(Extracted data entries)
* * * *
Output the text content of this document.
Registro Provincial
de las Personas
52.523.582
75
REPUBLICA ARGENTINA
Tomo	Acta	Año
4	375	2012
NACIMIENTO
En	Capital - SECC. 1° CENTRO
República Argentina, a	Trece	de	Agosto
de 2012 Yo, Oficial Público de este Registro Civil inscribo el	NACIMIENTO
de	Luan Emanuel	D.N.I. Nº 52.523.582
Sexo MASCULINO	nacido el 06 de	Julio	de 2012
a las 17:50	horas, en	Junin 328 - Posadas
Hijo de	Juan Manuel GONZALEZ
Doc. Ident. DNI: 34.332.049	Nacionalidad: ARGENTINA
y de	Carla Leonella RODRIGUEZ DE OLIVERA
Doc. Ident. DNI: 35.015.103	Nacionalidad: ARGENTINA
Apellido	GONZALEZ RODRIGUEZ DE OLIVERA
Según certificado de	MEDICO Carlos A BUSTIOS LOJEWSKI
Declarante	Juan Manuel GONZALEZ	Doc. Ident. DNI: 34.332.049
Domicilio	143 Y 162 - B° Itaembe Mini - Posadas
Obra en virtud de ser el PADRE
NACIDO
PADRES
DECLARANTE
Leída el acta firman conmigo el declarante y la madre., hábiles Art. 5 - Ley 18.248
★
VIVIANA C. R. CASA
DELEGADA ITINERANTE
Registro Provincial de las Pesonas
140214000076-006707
* * * *
◆ Stated problem ◆
Write down every line of the data exactly as it appears above.

◆ Response to this task ◆
Output the text content of this document.
Registro Provincial
de las Personas
52.523.582
75
REPUBLICA ARGENTINA
Tomo	Acta	Año
4	375	2012
NACIMIENTO
En	Capital - SECC. 1° CENTRO
República Argentina, a	Trece	de	Agosto
de 2012 Yo, Oficial Público de este Registro Civil inscribo el	NACIMIENTO
de	Luan Emanuel	D.N.I. Nº 52.523.582
Sexo MASCULINO	nacido el 06 de	Julio	de 2012
a las 17:50	horas, en	Junin 328 - Posadas
Hijo de	Juan Manuel GONZALEZ
Doc. Ident. DNI: 34.332.049	Nacionalidad: ARGENTINA
y de	Carla Leonella RODRIGUEZ DE OLIVERA
Doc. Ident. DNI: 35.015.103	Nacionalidad: ARGENTINA
Apellido	GONZALEZ RODRIGUEZ DE OLIVERA
Según certificado de	MEDICO Carlos A BUSTIOS LOJEWSKI
Declarante	Juan Manuel GONZALEZ	Doc. Ident. DNI: 34.332.049
Domicilio	143 Y 162 - B° Itaembe Mini - Posadas
Obra en virtud de ser el PADRE
NACIDO
PADRES
DECLARANTE
Leída el acta firman conmigo el declarante y la madre., hábiles Art. 5 - Ley 18.248
★
VIVIANA C. R. CASA
DELEGADA ITINERANTE
Registro Provincial de las Pesonas
140214000076-006707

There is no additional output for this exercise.